DIRECTIVE: Go through the entries below and write each one out exactly.

RECORDS FOR THIS TASK:
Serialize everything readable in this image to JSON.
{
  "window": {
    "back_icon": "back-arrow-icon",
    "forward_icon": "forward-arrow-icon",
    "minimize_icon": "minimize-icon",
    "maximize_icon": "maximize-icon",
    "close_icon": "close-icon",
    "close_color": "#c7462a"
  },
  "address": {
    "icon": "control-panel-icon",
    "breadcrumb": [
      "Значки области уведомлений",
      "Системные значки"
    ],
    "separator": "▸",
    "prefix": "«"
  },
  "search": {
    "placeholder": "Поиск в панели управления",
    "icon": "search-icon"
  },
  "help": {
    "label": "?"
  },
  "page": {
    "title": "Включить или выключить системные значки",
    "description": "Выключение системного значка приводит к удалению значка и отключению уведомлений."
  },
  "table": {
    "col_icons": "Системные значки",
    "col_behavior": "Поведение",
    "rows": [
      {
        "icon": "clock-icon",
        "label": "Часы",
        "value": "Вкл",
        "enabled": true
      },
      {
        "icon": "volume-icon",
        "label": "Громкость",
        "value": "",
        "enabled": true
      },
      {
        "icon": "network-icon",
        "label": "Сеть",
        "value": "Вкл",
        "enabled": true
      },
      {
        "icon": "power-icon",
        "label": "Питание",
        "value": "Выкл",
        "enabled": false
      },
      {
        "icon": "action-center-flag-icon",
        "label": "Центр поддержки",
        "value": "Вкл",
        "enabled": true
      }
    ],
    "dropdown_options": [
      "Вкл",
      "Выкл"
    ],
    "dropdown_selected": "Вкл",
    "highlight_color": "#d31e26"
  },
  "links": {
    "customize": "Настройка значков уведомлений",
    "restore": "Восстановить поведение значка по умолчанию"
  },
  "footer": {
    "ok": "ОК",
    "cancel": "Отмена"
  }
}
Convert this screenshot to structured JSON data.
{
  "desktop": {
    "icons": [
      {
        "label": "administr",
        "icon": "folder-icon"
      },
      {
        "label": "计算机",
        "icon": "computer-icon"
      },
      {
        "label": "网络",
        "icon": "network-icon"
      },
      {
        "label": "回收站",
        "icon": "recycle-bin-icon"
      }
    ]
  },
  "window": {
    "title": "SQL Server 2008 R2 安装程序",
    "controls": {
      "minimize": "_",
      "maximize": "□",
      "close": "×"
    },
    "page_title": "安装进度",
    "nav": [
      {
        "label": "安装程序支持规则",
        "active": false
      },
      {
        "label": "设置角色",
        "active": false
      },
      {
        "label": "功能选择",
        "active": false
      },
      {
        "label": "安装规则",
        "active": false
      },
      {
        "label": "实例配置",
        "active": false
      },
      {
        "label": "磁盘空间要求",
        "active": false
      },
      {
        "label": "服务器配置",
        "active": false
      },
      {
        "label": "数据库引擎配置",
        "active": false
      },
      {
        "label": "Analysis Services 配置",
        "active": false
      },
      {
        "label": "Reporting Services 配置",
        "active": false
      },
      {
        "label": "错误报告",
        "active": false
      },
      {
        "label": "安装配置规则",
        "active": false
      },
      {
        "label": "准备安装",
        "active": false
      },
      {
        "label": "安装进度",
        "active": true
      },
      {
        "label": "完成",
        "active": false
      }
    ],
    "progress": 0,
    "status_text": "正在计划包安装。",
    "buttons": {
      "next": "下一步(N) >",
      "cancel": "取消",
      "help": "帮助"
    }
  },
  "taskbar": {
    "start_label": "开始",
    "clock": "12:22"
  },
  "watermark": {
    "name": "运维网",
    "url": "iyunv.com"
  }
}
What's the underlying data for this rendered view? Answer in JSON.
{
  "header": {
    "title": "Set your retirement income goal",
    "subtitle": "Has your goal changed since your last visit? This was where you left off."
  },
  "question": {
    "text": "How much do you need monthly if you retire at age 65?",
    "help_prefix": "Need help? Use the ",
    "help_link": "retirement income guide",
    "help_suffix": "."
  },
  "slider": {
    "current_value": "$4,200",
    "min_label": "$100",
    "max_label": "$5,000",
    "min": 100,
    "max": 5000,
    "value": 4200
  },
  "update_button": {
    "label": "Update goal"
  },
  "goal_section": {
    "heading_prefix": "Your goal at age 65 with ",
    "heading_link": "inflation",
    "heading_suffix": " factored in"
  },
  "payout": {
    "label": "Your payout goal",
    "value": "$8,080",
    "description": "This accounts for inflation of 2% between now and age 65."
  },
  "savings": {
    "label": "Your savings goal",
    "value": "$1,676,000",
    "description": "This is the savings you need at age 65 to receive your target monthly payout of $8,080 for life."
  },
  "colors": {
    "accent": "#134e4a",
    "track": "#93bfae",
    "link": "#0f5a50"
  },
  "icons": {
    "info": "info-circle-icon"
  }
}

EXPECTED ANSWER:
Serialize everything readable in this image to JSON.
{
  "window": {
    "back_icon": "back-arrow-icon",
    "forward_icon": "forward-arrow-icon",
    "minimize_icon": "minimize-icon",
    "maximize_icon": "maximize-icon",
    "close_icon": "close-icon",
    "close_color": "#c7462a"
  },
  "address": {
    "icon": "control-panel-icon",
    "breadcrumb": [
      "Значки области уведомлений",
      "Системные значки"
    ],
    "separator": "▸",
    "prefix": "«"
  },
  "search": {
    "placeholder": "Поиск в панели управления",
    "icon": "search-icon"
  },
  "help": {
    "label": "?"
  },
  "page": {
    "title": "Включить или выключить системные значки",
    "description": "Выключение системного значка приводит к удалению значка и отключению уведомлений."
  },
  "table": {
    "col_icons": "Системные значки",
    "col_behavior": "Поведение",
    "rows": [
      {
        "icon": "clock-icon",
        "label": "Часы",
        "value": "Вкл",
        "enabled": true
      },
      {
        "icon": "volume-icon",
        "label": "Громкость",
        "value": "",
        "enabled": true
      },
      {
        "icon": "network-icon",
        "label": "Сеть",
        "value": "Вкл",
        "enabled": true
      },
      {
        "icon": "power-icon",
        "label": "Питание",
        "value": "Выкл",
        "enabled": false
      },
      {
        "icon": "action-center-flag-icon",
        "label": "Центр поддержки",
        "value": "Вкл",
        "enabled": true
      }
    ],
    "dropdown_options": [
      "Вкл",
      "Выкл"
    ],
    "dropdown_selected": "Вкл",
    "highlight_color": "#d31e26"
  },
  "links": {
    "customize": "Настройка значков уведомлений",
    "restore": "Восстановить поведение значка по умолчанию"
  },
  "footer": {
    "ok": "ОК",
    "cancel": "Отмена"
  }
}
Convert this screenshot to structured JSON data.
{
  "desktop": {
    "icons": [
      {
        "label": "administr",
        "icon": "folder-icon"
      },
      {
        "label": "计算机",
        "icon": "computer-icon"
      },
      {
        "label": "网络",
        "icon": "network-icon"
      },
      {
        "label": "回收站",
        "icon": "recycle-bin-icon"
      }
    ]
  },
  "window": {
    "title": "SQL Server 2008 R2 安装程序",
    "controls": {
      "minimize": "_",
      "maximize": "□",
      "close": "×"
    },
    "page_title": "安装进度",
    "nav": [
      {
        "label": "安装程序支持规则",
        "active": false
      },
      {
        "label": "设置角色",
        "active": false
      },
      {
        "label": "功能选择",
        "active": false
      },
      {
        "label": "安装规则",
        "active": false
      },
      {
        "label": "实例配置",
        "active": false
      },
      {
        "label": "磁盘空间要求",
        "active": false
      },
      {
        "label": "服务器配置",
        "active": false
      },
      {
        "label": "数据库引擎配置",
        "active": false
      },
      {
        "label": "Analysis Services 配置",
        "active": false
      },
      {
        "label": "Reporting Services 配置",
        "active": false
      },
      {
        "label": "错误报告",
        "active": false
      },
      {
        "label": "安装配置规则",
        "active": false
      },
      {
        "label": "准备安装",
        "active": false
      },
      {
        "label": "安装进度",
        "active": true
      },
      {
        "label": "完成",
        "active": false
      }
    ],
    "progress": 0,
    "status_text": "正在计划包安装。",
    "buttons": {
      "next": "下一步(N) >",
      "cancel": "取消",
      "help": "帮助"
    }
  },
  "taskbar": {
    "start_label": "开始",
    "clock": "12:22"
  },
  "watermark": {
    "name": "运维网",
    "url": "iyunv.com"
  }
}
What's the underlying data for this rendered view? Answer in JSON.
{
  "header": {
    "title": "Set your retirement income goal",
    "subtitle": "Has your goal changed since your last visit? This was where you left off."
  },
  "question": {
    "text": "How much do you need monthly if you retire at age 65?",
    "help_prefix": "Need help? Use the ",
    "help_link": "retirement income guide",
    "help_suffix": "."
  },
  "slider": {
    "current_value": "$4,200",
    "min_label": "$100",
    "max_label": "$5,000",
    "min": 100,
    "max": 5000,
    "value": 4200
  },
  "update_button": {
    "label": "Update goal"
  },
  "goal_section": {
    "heading_prefix": "Your goal at age 65 with ",
    "heading_link": "inflation",
    "heading_suffix": " factored in"
  },
  "payout": {
    "label": "Your payout goal",
    "value": "$8,080",
    "description": "This accounts for inflation of 2% between now and age 65."
  },
  "savings": {
    "label": "Your savings goal",
    "value": "$1,676,000",
    "description": "This is the savings you need at age 65 to receive your target monthly payout of $8,080 for life."
  },
  "colors": {
    "accent": "#134e4a",
    "track": "#93bfae",
    "link": "#0f5a50"
  },
  "icons": {
    "info": "info-circle-icon"
  }
}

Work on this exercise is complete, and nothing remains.